═════ PROVIDED DATA ═════

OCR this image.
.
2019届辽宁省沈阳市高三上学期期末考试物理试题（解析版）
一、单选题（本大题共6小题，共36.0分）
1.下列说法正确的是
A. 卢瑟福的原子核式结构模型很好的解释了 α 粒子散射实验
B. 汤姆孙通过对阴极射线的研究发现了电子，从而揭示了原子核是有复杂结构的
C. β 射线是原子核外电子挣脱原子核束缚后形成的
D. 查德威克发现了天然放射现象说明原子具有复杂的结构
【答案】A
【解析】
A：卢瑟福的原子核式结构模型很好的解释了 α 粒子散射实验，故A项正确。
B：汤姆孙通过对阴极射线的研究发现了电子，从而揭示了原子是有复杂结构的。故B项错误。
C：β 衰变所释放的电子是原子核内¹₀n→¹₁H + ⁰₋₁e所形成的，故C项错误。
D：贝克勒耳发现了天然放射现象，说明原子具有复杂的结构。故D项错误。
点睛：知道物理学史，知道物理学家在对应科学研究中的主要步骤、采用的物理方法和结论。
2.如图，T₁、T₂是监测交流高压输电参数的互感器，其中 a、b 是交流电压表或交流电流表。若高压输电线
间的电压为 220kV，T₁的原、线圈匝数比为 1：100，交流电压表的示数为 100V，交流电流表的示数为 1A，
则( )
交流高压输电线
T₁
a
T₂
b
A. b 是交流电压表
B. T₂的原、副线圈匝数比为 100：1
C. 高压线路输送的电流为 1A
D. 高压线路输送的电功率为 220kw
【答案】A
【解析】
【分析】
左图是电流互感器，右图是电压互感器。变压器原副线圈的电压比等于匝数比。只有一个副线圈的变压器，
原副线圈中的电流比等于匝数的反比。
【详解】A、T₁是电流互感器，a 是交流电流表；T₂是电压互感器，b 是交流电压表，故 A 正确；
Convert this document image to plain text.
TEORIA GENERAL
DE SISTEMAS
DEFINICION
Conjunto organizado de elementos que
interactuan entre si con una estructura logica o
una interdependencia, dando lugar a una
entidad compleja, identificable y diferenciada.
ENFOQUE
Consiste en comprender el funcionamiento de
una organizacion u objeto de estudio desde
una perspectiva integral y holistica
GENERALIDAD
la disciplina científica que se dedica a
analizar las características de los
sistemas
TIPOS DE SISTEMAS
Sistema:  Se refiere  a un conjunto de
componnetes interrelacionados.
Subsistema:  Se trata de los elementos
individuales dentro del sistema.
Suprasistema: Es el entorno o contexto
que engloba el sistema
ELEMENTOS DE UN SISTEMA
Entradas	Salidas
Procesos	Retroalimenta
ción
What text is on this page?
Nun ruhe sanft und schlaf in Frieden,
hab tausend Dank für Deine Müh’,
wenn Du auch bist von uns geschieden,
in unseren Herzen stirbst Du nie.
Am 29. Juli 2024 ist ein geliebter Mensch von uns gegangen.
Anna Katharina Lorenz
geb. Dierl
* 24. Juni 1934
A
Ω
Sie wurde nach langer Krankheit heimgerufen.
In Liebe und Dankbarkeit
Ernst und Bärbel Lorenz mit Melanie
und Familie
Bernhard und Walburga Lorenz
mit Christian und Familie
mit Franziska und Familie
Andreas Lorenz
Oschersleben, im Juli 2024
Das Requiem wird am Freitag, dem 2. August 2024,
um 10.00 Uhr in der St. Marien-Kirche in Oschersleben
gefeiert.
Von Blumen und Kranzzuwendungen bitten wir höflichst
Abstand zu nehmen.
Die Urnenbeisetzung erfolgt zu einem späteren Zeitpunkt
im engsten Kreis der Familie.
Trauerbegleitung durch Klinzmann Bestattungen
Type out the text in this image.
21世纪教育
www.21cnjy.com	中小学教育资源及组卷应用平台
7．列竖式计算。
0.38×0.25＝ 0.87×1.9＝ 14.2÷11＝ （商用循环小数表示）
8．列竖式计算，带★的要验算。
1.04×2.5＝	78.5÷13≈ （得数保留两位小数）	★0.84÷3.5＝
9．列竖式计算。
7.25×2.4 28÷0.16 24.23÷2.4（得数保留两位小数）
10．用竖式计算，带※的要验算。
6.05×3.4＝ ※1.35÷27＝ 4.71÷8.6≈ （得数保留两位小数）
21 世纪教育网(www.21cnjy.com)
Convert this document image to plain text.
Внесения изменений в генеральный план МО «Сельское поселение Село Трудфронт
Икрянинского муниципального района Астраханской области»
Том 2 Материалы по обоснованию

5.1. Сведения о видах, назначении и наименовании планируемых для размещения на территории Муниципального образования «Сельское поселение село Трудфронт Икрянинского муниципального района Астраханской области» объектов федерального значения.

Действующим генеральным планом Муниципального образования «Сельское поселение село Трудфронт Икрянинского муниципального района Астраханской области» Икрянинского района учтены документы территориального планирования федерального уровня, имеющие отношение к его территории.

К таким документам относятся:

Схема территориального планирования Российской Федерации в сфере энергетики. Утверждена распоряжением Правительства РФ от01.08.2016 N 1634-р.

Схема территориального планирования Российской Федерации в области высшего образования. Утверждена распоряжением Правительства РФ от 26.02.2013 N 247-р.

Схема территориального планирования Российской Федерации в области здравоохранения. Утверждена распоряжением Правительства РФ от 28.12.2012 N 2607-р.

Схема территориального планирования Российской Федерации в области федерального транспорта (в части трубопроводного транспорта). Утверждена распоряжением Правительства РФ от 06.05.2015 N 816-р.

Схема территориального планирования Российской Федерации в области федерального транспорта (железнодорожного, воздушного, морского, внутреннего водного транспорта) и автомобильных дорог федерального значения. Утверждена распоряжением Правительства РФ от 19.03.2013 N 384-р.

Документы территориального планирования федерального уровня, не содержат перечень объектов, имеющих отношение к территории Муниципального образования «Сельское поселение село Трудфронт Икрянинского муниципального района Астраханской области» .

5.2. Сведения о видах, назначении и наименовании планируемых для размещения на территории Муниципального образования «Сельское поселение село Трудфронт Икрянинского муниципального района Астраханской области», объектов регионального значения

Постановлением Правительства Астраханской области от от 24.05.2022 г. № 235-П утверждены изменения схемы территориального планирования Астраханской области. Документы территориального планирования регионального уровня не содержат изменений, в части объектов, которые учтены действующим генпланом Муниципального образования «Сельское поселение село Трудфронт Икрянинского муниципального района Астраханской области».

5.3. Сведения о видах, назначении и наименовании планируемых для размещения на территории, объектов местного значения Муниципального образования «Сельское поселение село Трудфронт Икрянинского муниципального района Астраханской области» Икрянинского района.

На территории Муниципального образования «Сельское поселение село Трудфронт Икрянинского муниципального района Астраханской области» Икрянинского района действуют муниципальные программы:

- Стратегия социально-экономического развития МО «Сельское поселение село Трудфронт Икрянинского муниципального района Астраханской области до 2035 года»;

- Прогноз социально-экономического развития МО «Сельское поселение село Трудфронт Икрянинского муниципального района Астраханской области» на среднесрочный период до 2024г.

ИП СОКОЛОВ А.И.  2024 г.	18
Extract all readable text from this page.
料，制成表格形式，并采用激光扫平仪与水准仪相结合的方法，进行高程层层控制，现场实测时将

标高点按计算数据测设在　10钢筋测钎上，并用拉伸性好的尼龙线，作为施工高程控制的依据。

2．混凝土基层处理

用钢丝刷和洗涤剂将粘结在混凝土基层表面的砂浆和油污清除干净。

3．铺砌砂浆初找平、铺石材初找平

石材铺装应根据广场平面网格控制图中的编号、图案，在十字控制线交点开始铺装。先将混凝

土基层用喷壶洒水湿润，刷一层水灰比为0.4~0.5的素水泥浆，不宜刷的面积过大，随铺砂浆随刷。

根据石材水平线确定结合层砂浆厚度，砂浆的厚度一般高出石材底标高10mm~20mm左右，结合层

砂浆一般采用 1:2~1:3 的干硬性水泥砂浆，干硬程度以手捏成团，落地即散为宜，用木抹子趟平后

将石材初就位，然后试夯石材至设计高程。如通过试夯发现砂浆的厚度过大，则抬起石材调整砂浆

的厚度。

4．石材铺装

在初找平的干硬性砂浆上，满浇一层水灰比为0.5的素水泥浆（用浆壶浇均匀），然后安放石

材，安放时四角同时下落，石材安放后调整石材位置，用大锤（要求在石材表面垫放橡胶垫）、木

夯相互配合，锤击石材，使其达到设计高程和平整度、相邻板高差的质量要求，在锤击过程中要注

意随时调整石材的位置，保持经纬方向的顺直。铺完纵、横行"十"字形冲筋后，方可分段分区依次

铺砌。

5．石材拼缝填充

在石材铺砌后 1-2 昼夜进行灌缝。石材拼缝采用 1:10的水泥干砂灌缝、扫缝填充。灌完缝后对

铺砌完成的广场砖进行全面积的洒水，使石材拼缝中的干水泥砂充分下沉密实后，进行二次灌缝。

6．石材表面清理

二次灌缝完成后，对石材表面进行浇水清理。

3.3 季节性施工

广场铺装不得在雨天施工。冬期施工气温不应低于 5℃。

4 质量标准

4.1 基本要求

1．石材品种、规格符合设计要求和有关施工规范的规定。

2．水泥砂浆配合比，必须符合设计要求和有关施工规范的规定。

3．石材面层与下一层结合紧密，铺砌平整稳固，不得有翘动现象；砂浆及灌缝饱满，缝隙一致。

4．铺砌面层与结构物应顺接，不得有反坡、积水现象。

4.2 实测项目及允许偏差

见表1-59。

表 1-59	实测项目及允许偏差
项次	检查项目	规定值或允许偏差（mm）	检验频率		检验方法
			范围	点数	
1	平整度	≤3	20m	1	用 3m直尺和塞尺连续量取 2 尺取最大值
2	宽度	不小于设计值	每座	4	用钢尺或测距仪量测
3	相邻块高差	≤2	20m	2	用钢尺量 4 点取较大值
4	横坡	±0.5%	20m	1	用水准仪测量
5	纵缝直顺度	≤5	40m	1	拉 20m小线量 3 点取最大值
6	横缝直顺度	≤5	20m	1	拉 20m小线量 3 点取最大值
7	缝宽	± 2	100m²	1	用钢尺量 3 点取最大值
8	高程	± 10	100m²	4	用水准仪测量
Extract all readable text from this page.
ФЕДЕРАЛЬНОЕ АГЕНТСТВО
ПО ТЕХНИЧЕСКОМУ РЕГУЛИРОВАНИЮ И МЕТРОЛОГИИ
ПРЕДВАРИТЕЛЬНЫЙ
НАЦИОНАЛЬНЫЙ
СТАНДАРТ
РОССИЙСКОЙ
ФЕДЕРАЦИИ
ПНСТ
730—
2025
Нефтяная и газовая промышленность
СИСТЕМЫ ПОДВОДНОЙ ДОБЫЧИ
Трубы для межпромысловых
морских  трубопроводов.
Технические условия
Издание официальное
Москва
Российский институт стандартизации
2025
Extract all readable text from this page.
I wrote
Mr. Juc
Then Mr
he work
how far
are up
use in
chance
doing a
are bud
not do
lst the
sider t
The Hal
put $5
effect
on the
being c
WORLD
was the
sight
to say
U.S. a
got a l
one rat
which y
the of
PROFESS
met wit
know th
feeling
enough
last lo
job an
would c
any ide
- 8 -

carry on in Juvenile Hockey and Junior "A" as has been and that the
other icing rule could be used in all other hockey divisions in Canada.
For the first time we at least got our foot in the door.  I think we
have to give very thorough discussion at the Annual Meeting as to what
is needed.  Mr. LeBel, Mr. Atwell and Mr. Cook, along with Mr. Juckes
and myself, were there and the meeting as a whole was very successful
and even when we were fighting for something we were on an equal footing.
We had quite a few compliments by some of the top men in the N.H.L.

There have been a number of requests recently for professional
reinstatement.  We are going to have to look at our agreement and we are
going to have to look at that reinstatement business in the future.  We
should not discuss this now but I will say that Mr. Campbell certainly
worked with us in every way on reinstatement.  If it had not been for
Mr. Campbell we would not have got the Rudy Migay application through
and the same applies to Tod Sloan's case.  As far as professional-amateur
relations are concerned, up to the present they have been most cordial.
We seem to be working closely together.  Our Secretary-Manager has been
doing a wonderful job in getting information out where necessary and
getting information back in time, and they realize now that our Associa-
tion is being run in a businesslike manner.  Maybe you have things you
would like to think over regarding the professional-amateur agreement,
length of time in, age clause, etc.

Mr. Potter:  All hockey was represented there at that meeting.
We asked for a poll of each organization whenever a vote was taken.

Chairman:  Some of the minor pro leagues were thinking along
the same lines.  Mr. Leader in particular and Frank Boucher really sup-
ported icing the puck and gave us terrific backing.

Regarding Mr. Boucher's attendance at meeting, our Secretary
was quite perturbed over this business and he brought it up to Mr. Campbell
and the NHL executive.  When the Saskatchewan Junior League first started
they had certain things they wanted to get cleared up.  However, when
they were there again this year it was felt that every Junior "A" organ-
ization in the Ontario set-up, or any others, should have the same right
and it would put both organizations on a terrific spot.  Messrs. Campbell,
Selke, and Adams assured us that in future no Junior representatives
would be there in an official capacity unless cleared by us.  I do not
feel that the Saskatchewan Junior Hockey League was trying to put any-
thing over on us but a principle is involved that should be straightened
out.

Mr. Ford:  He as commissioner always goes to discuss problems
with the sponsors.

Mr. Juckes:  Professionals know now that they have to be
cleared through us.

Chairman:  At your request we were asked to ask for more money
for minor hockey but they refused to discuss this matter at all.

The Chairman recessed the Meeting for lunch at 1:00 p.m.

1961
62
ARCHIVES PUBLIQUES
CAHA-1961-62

═════

▶ TASK DIRECTIONS
Look through the entries above; copy every line holding the string "minor".

▶ THE ANSWER
Chairman:  Some of the minor pro leagues were thinking along
for minor hockey but they refused to discuss this matter at all.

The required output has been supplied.